> EXERCISE AIM: State how many lines hold the word "this", with no other words.
◆ ◆ ◆ ◆
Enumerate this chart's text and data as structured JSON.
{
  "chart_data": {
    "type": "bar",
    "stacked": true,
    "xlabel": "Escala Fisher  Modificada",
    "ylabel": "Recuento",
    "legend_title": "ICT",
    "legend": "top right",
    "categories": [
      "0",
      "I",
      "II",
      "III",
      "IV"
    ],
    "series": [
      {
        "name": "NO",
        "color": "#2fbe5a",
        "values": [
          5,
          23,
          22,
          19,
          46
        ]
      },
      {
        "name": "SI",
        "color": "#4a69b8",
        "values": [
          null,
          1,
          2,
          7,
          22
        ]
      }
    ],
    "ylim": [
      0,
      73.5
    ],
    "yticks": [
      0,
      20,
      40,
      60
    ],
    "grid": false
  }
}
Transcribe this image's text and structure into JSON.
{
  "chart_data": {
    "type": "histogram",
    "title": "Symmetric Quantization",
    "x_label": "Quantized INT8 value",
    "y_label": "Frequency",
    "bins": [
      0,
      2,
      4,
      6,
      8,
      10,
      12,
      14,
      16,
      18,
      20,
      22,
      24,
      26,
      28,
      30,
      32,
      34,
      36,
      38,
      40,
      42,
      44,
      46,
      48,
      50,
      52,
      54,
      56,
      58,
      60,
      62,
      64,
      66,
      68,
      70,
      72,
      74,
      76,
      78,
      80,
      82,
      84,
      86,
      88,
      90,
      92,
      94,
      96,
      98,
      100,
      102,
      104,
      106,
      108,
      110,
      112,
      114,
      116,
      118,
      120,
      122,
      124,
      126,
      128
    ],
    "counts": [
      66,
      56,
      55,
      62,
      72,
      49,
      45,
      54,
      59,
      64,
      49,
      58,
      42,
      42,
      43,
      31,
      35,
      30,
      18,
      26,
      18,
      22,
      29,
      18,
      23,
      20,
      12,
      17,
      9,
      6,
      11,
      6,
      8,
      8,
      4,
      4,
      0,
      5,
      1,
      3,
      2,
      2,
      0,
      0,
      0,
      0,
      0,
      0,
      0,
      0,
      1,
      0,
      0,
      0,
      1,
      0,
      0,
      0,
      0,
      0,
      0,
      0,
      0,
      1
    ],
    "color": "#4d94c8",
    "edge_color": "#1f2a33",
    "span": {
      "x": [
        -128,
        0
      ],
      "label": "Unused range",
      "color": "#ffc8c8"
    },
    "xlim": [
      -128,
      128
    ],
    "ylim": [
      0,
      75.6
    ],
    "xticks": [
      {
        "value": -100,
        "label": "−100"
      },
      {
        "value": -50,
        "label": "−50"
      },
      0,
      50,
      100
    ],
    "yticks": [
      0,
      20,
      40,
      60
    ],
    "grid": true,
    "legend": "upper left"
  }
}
◆ ◆ ◆ ◆
> THE REPLY: 2